What you need to do: Find the string "pays" in the listing and report every line that has it.
============
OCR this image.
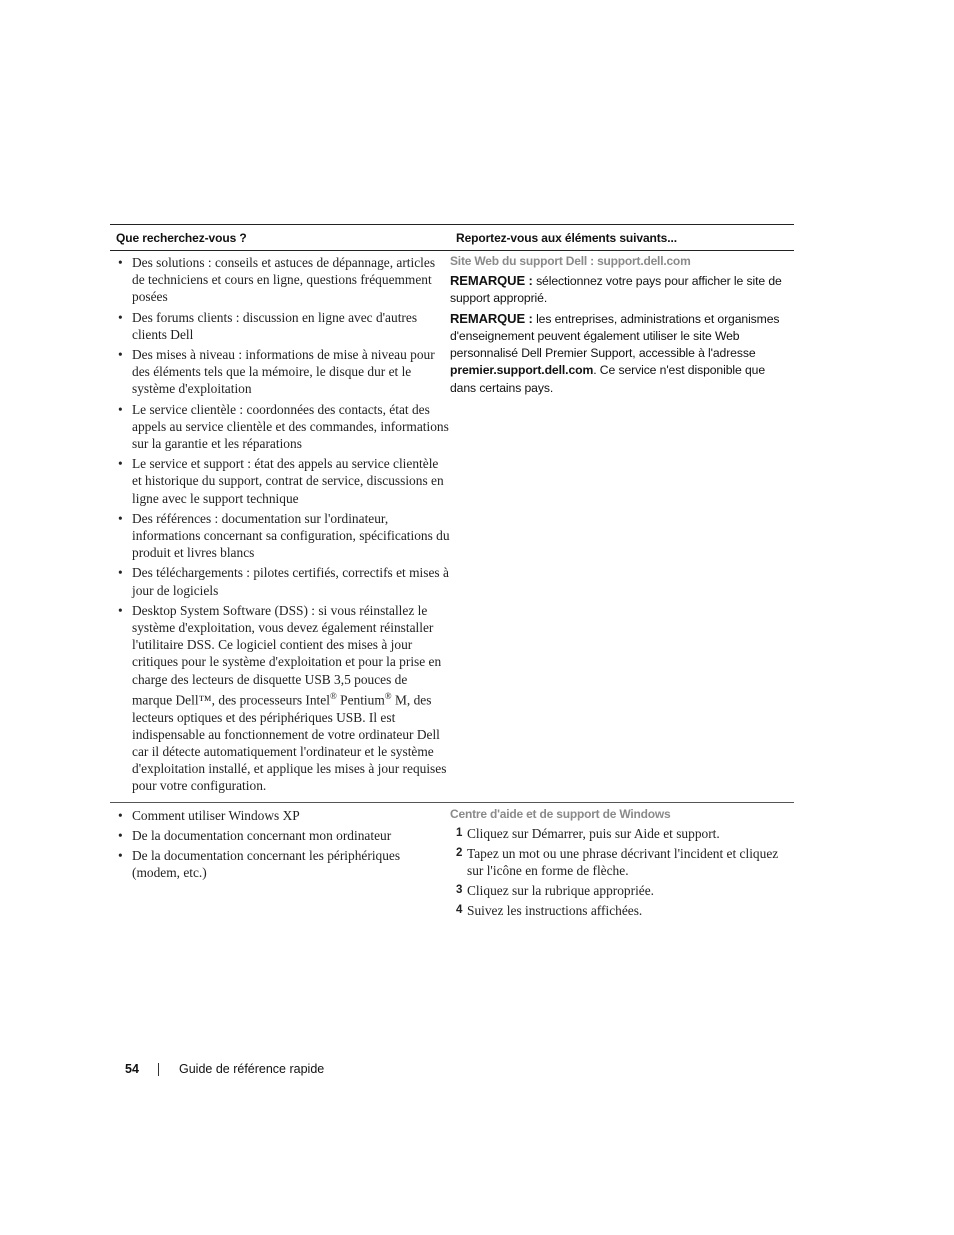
Que recherchez-vous ?	Reportez-vous aux éléments suivants...
• Des solutions : conseils et astuces de dépannage, articles de techniciens et cours en ligne, questions fréquemment posées
• Des forums clients : discussion en ligne avec d'autres clients Dell
• Des mises à niveau : informations de mise à niveau pour des éléments tels que la mémoire, le disque dur et le système d'exploitation
• Le service clientèle : coordonnées des contacts, état des appels au service clientèle et des commandes, informations sur la garantie et les réparations
• Le service et support : état des appels au service clientèle et historique du support, contrat de service, discussions en ligne avec le support technique
• Des références : documentation sur l'ordinateur, informations concernant sa configuration, spécifications du produit et livres blancs
• Des téléchargements : pilotes certifiés, correctifs et mises à jour de logiciels
• Desktop System Software (DSS) : si vous réinstallez le système d'exploitation, vous devez également réinstaller l'utilitaire DSS. Ce logiciel contient des mises à jour critiques pour le système d'exploitation et pour la prise en charge des lecteurs de disquette USB 3,5 pouces de marque Dell™, des processeurs Intel® Pentium® M, des lecteurs optiques et des périphériques USB. Il est indispensable au fonctionnement de votre ordinateur Dell car il détecte automatiquement l'ordinateur et le système d'exploitation installé, et applique les mises à jour requises pour votre configuration.
Site Web du support Dell : support.dell.com
REMARQUE : sélectionnez votre pays pour afficher le site de support approprié.
REMARQUE : les entreprises, administrations et organismes d'enseignement peuvent également utiliser le site Web personnalisé Dell Premier Support, accessible à l'adresse premier.support.dell.com. Ce service n'est disponible que dans certains pays.
• Comment utiliser Windows XP
• De la documentation concernant mon ordinateur
• De la documentation concernant les périphériques (modem, etc.)
Centre d'aide et de support de Windows
1 Cliquez sur Démarrer, puis sur Aide et support.
2 Tapez un mot ou une phrase décrivant l'incident et cliquez sur l'icône en forme de flèche.
3 Cliquez sur la rubrique appropriée.
4 Suivez les instructions affichées.
54	Guide de référence rapide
============
Written answer:
REMARQUE : sélectionnez votre pays pour afficher le site de support approprié.
REMARQUE : les entreprises, administrations et organismes d'enseignement peuvent également utiliser le site Web personnalisé Dell Premier Support, accessible à l'adresse premier.support.dell.com. Ce service n'est disponible que dans certains pays.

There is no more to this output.